___ TASK INPUTS ___
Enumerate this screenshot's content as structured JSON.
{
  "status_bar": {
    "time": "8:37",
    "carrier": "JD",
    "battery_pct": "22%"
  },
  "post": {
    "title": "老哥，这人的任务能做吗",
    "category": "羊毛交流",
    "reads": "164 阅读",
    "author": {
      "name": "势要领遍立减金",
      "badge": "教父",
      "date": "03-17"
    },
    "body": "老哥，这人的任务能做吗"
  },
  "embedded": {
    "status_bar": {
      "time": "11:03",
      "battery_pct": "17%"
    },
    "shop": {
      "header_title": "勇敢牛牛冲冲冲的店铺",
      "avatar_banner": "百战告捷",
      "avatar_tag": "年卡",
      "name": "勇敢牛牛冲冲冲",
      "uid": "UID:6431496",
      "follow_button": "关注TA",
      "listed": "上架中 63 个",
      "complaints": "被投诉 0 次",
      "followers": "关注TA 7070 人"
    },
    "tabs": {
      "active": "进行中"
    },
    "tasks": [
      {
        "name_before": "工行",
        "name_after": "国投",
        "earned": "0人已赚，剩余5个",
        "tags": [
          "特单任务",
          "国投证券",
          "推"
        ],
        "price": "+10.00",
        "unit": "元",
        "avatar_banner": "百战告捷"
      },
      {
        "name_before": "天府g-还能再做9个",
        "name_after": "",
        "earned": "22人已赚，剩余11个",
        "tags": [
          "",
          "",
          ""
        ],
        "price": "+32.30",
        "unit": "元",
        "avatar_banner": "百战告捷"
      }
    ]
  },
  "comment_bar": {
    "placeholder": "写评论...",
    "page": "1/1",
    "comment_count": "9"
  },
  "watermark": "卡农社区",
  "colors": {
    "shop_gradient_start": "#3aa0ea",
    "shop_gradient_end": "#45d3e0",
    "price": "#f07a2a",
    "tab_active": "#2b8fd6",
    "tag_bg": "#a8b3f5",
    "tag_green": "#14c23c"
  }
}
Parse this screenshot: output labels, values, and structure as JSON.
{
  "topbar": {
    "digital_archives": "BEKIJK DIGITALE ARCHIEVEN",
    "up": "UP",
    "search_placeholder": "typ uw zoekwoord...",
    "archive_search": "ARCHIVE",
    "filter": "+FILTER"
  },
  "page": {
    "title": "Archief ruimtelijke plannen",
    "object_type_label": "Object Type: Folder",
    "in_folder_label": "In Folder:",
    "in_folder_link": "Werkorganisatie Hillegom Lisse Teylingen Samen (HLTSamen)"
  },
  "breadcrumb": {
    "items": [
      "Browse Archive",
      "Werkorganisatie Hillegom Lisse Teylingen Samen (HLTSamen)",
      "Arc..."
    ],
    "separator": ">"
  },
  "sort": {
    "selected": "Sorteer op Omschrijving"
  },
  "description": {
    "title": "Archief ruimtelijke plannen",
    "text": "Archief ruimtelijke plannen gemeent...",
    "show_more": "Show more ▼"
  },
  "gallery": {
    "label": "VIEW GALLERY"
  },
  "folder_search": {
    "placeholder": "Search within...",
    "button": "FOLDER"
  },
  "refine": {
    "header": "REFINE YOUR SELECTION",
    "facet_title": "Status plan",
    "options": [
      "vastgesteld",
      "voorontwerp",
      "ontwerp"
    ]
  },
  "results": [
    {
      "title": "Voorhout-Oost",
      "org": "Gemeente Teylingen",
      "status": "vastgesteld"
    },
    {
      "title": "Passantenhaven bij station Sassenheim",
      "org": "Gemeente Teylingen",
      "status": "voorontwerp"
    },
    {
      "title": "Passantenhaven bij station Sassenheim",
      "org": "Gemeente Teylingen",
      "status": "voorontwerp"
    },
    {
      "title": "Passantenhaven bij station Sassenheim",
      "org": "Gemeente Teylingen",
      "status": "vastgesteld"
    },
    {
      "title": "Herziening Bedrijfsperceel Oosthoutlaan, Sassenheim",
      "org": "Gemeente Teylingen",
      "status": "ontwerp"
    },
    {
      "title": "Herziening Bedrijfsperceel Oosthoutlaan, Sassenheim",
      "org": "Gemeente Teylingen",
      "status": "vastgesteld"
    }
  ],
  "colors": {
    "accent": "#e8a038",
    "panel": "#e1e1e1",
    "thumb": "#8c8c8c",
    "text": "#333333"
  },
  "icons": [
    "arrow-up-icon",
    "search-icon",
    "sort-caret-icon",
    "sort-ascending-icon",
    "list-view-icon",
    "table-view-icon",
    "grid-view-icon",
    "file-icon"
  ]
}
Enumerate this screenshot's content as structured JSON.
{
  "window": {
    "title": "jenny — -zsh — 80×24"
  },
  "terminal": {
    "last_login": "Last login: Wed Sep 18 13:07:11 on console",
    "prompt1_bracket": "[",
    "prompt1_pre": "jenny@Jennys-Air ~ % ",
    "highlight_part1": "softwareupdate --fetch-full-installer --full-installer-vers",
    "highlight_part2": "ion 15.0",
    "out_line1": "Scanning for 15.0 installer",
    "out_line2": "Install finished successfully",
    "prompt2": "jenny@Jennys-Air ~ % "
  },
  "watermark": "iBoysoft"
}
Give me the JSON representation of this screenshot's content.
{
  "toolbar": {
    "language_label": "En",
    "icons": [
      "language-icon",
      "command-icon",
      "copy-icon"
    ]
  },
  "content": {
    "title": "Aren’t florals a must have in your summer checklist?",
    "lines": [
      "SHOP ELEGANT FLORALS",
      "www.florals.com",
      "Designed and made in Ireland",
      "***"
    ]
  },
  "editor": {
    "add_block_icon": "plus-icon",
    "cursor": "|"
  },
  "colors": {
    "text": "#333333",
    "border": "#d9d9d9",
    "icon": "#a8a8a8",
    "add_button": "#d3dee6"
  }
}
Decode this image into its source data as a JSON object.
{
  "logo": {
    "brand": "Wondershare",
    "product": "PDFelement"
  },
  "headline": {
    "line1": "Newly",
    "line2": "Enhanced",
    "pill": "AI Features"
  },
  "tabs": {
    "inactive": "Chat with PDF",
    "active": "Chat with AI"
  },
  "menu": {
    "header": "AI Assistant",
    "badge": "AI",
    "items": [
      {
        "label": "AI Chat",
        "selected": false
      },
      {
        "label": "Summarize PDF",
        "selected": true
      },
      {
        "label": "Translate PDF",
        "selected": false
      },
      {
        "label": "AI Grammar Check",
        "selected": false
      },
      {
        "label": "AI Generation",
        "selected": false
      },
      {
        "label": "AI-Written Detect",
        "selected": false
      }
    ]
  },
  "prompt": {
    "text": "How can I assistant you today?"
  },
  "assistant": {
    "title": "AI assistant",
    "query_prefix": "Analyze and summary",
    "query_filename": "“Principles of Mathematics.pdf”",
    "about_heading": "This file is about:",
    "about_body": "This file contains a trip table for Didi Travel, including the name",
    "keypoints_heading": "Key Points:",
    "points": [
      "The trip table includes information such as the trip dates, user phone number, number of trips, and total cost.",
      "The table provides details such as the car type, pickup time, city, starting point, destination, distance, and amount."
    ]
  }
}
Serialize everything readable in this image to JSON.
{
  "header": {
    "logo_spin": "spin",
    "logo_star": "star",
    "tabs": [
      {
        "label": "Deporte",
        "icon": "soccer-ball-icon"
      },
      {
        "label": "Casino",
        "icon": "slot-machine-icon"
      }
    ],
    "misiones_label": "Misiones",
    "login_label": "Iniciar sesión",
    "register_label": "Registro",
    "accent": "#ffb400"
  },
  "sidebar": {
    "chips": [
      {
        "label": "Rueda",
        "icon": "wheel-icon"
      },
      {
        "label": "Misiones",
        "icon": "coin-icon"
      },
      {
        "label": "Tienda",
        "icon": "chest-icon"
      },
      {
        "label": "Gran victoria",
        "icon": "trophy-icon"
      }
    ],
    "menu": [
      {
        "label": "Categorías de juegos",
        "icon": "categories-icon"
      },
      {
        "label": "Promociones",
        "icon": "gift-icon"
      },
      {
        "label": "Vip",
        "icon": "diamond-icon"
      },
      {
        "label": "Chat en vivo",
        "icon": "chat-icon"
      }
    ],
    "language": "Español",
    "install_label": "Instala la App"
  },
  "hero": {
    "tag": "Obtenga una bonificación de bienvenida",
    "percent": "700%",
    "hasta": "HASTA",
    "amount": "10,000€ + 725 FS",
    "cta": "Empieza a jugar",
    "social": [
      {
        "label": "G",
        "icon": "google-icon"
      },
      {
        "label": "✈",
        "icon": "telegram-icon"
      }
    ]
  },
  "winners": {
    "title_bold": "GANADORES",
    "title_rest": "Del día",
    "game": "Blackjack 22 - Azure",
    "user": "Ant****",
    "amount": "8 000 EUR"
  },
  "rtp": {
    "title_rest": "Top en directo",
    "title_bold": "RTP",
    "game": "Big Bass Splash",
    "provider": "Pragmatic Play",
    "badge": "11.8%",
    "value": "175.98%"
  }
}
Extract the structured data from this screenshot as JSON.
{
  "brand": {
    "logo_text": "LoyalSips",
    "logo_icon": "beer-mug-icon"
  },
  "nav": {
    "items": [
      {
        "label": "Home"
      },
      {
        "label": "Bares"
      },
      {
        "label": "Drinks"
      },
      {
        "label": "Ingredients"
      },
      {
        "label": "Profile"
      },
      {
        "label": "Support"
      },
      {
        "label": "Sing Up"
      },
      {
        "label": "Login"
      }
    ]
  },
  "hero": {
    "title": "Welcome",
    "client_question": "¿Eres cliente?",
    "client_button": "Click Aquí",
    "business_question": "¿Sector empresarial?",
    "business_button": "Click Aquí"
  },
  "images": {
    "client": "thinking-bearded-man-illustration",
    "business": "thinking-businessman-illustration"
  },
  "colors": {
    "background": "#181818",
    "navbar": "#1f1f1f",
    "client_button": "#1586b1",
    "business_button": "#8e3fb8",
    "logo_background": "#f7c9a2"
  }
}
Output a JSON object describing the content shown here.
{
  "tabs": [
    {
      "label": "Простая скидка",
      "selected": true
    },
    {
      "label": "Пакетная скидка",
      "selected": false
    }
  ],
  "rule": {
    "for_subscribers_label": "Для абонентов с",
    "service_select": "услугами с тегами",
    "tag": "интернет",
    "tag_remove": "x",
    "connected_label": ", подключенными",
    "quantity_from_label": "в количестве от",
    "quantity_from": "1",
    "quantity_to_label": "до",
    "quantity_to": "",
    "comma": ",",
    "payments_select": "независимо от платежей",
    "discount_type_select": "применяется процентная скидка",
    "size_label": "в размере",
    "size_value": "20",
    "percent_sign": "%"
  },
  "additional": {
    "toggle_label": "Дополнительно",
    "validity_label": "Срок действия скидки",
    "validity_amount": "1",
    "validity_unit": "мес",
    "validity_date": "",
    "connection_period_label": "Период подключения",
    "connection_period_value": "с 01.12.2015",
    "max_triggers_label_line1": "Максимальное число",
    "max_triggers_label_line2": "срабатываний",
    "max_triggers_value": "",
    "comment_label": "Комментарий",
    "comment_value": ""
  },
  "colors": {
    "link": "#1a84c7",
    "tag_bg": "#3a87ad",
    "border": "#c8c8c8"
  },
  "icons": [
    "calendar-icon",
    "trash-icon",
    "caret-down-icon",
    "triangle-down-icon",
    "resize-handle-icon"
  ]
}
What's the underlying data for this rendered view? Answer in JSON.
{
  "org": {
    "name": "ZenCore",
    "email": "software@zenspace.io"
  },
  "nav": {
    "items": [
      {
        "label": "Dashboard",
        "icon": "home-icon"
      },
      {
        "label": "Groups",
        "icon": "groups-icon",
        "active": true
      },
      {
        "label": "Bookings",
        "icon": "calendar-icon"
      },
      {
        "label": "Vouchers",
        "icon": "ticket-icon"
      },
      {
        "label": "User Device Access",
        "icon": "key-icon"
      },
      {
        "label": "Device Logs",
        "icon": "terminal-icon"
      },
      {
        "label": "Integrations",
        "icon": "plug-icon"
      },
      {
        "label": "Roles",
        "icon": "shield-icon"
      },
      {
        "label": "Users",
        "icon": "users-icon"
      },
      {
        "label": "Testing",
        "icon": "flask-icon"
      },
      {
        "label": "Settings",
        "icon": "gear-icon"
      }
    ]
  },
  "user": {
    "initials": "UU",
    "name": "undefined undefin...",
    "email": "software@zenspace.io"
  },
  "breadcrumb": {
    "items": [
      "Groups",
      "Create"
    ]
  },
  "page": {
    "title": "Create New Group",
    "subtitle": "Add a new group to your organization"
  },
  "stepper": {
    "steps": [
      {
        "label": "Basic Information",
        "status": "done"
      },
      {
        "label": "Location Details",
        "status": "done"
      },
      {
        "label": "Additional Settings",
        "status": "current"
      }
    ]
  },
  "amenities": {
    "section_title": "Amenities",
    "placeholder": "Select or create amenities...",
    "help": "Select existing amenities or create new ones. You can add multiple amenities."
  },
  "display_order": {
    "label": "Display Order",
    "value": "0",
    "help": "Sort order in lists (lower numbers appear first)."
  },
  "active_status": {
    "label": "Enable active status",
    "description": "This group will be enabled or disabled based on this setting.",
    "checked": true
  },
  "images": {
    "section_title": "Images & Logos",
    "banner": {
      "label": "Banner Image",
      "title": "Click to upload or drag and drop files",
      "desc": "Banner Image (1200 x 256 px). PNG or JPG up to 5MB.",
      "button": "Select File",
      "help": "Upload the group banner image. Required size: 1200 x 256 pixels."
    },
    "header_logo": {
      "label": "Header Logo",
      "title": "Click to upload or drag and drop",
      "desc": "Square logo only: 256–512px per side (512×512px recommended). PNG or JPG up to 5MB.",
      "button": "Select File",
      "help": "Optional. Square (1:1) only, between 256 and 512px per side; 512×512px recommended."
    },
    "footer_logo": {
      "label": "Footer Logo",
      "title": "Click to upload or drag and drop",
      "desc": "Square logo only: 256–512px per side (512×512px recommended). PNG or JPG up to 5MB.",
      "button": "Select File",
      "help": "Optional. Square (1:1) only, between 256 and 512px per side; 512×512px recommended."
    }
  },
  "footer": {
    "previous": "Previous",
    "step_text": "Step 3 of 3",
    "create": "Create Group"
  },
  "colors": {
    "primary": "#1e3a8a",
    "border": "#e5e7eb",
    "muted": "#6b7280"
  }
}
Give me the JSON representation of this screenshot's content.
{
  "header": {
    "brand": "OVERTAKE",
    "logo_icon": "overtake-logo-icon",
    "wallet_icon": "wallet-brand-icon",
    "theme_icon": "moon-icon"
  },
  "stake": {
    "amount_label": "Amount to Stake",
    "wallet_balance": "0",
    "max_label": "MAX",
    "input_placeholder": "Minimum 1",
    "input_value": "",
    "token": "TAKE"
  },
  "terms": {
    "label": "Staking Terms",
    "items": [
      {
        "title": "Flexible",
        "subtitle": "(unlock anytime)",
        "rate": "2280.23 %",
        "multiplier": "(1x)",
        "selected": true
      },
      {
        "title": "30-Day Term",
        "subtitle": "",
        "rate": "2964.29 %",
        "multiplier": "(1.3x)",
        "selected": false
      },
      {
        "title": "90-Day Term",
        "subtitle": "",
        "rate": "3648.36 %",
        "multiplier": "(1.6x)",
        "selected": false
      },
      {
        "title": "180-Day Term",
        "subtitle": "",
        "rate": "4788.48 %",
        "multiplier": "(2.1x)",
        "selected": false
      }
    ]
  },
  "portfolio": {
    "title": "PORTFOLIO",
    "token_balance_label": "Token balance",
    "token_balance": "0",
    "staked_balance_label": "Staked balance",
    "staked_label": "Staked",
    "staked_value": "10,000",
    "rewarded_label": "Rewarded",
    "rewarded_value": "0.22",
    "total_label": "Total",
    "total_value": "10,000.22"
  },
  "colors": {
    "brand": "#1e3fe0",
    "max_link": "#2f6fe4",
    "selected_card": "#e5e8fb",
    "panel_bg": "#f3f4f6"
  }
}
___
Work out how many lines of the data above hold the word "thinking", and write only the count.

2